Emit only the lines from the line containing "Decode this image" through the last line of the entries, unchanged.

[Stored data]
— begin —

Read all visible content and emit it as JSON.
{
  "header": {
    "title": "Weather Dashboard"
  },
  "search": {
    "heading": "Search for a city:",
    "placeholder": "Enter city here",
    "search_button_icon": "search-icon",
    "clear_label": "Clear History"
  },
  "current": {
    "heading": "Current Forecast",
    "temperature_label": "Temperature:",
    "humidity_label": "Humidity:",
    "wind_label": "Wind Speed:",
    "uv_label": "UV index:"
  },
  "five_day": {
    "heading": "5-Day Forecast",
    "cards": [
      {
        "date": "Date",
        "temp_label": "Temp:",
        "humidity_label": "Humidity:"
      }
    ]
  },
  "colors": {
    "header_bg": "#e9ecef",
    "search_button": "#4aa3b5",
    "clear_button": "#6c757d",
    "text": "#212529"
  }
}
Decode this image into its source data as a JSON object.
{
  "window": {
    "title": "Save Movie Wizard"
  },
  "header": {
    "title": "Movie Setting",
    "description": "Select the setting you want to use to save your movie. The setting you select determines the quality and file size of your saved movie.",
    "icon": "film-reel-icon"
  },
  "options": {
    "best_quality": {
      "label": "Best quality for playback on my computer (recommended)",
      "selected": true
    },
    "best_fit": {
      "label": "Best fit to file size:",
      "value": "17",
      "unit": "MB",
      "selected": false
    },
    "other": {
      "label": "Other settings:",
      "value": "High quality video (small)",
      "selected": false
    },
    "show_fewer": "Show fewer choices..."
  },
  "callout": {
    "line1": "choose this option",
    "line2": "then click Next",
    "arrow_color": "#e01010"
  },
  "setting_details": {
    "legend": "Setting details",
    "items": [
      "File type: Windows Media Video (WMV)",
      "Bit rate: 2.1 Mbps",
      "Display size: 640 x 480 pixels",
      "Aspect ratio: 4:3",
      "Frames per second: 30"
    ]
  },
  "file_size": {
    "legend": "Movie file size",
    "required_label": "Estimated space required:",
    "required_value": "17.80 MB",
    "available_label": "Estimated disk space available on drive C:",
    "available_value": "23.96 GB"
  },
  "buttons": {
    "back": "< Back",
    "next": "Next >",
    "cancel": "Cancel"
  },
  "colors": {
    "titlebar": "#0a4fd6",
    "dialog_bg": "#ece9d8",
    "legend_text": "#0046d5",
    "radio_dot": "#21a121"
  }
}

— end —

SOLUTION TO THIS EXERCISE:
Decode this image into its source data as a JSON object.
{
  "window": {
    "title": "Save Movie Wizard"
  },
  "header": {
    "title": "Movie Setting",
    "description": "Select the setting you want to use to save your movie. The setting you select determines the quality and file size of your saved movie.",
    "icon": "film-reel-icon"
  },
  "options": {
    "best_quality": {
      "label": "Best quality for playback on my computer (recommended)",
      "selected": true
    },
    "best_fit": {
      "label": "Best fit to file size:",
      "value": "17",
      "unit": "MB",
      "selected": false
    },
    "other": {
      "label": "Other settings:",
      "value": "High quality video (small)",
      "selected": false
    },
    "show_fewer": "Show fewer choices..."
  },
  "callout": {
    "line1": "choose this option",
    "line2": "then click Next",
    "arrow_color": "#e01010"
  },
  "setting_details": {
    "legend": "Setting details",
    "items": [
      "File type: Windows Media Video (WMV)",
      "Bit rate: 2.1 Mbps",
      "Display size: 640 x 480 pixels",
      "Aspect ratio: 4:3",
      "Frames per second: 30"
    ]
  },
  "file_size": {
    "legend": "Movie file size",
    "required_label": "Estimated space required:",
    "required_value": "17.80 MB",
    "available_label": "Estimated disk space available on drive C:",
    "available_value": "23.96 GB"
  },
  "buttons": {
    "back": "< Back",
    "next": "Next >",
    "cancel": "Cancel"
  },
  "colors": {
    "titlebar": "#0a4fd6",
    "dialog_bg": "#ece9d8",
    "legend_text": "#0046d5",
    "radio_dot": "#21a121"
  }
}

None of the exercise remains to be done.